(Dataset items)
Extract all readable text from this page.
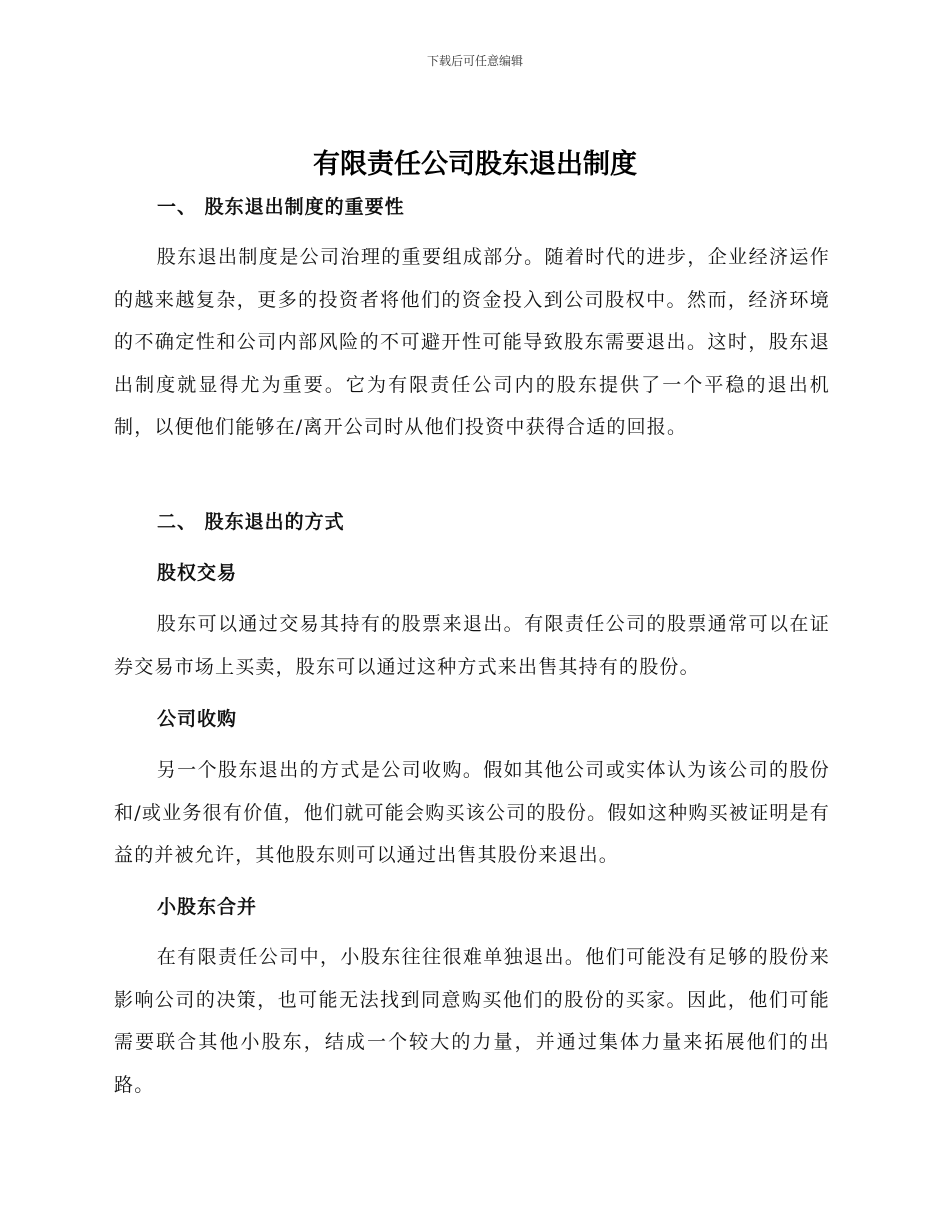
下载后可任意编辑
有限责任公司股东退出制度
一、 股东退出制度的重要性
股东退出制度是公司治理的重要组成部分。随着时代的进步，企业经济运作的越来越复杂，更多的投资者将他们的资金投入到公司股权中。然而，经济环境的不确定性和公司内部风险的不可避开性可能导致股东需要退出。这时，股东退出制度就显得尤为重要。它为有限责任公司内的股东提供了一个平稳的退出机制，以便他们能够在/离开公司时从他们投资中获得合适的回报。
二、 股东退出的方式
股权交易
股东可以通过交易其持有的股票来退出。有限责任公司的股票通常可以在证券交易市场上买卖，股东可以通过这种方式来出售其持有的股份。
公司收购
另一个股东退出的方式是公司收购。假如其他公司或实体认为该公司的股份和/或业务很有价值，他们就可能会购买该公司的股份。假如这种购买被证明是有益的并被允许，其他股东则可以通过出售其股份来退出。
小股东合并
在有限责任公司中，小股东往往很难单独退出。他们可能没有足够的股份来影响公司的决策，也可能无法找到同意购买他们的股份的买家。因此，他们可能需要联合其他小股东，结成一个较大的力量，并通过集体力量来拓展他们的出路。
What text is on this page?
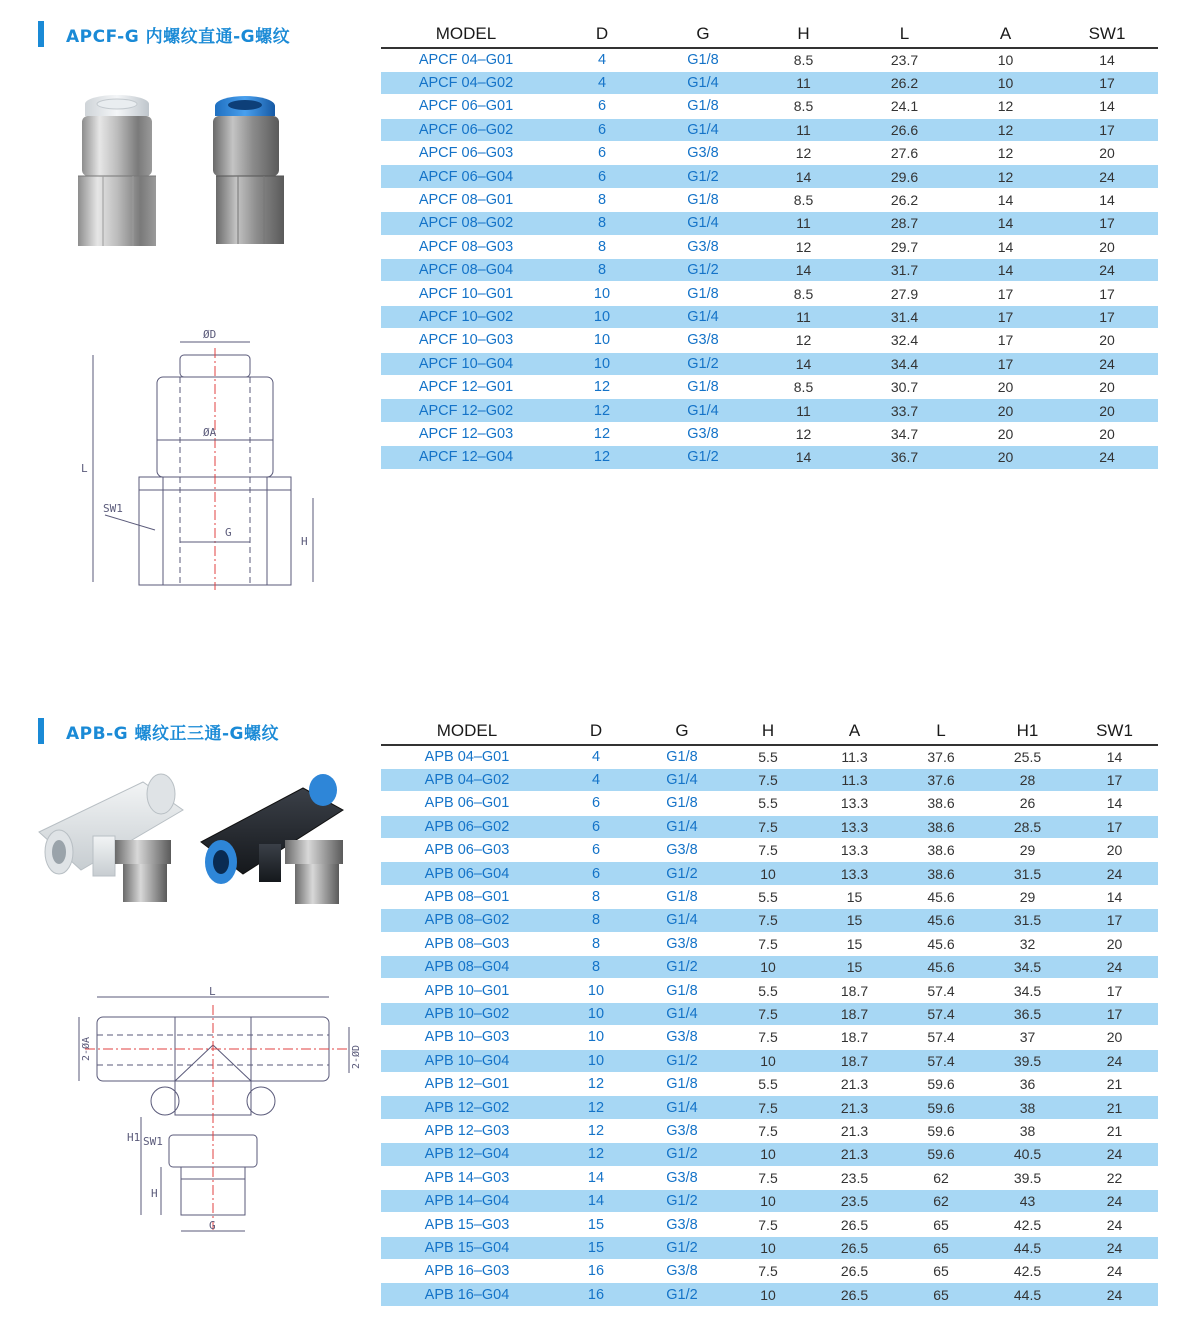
APCF-G 内螺纹直通-G螺纹
ØD
ØA
L
SW1
G
H
MODEL	D	G	H	L	A	SW1
APCF 04–G01	4	G1/8	8.5	23.7	10	14
APCF 04–G02	4	G1/4	11	26.2	10	17
APCF 06–G01	6	G1/8	8.5	24.1	12	14
APCF 06–G02	6	G1/4	11	26.6	12	17
APCF 06–G03	6	G3/8	12	27.6	12	20
APCF 06–G04	6	G1/2	14	29.6	12	24
APCF 08–G01	8	G1/8	8.5	26.2	14	14
APCF 08–G02	8	G1/4	11	28.7	14	17
APCF 08–G03	8	G3/8	12	29.7	14	20
APCF 08–G04	8	G1/2	14	31.7	14	24
APCF 10–G01	10	G1/8	8.5	27.9	17	17
APCF 10–G02	10	G1/4	11	31.4	17	17
APCF 10–G03	10	G3/8	12	32.4	17	20
APCF 10–G04	10	G1/2	14	34.4	17	24
APCF 12–G01	12	G1/8	8.5	30.7	20	20
APCF 12–G02	12	G1/4	11	33.7	20	20
APCF 12–G03	12	G3/8	12	34.7	20	20
APCF 12–G04	12	G1/2	14	36.7	20	24
APB-G 螺纹正三通-G螺纹
L
2-ØA	2-ØD
H1 SW1
H
G
MODEL	D	G	H	A	L	H1	SW1
APB 04–G01	4	G1/8	5.5	11.3	37.6	25.5	14
APB 04–G02	4	G1/4	7.5	11.3	37.6	28	17
APB 06–G01	6	G1/8	5.5	13.3	38.6	26	14
APB 06–G02	6	G1/4	7.5	13.3	38.6	28.5	17
APB 06–G03	6	G3/8	7.5	13.3	38.6	29	20
APB 06–G04	6	G1/2	10	13.3	38.6	31.5	24
APB 08–G01	8	G1/8	5.5	15	45.6	29	14
APB 08–G02	8	G1/4	7.5	15	45.6	31.5	17
APB 08–G03	8	G3/8	7.5	15	45.6	32	20
APB 08–G04	8	G1/2	10	15	45.6	34.5	24
APB 10–G01	10	G1/8	5.5	18.7	57.4	34.5	17
APB 10–G02	10	G1/4	7.5	18.7	57.4	36.5	17
APB 10–G03	10	G3/8	7.5	18.7	57.4	37	20
APB 10–G04	10	G1/2	10	18.7	57.4	39.5	24
APB 12–G01	12	G1/8	5.5	21.3	59.6	36	21
APB 12–G02	12	G1/4	7.5	21.3	59.6	38	21
APB 12–G03	12	G3/8	7.5	21.3	59.6	38	21
APB 12–G04	12	G1/2	10	21.3	59.6	40.5	24
APB 14–G03	14	G3/8	7.5	23.5	62	39.5	22
APB 14–G04	14	G1/2	10	23.5	62	43	24
APB 15–G03	15	G3/8	7.5	26.5	65	42.5	24
APB 15–G04	15	G1/2	10	26.5	65	44.5	24
APB 16–G03	16	G3/8	7.5	26.5	65	42.5	24
APB 16–G04	16	G1/2	10	26.5	65	44.5	24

— WHAT IS NEEDED —
Tally the lines holding the string "page" and give only the count.

— OUTPUT —
2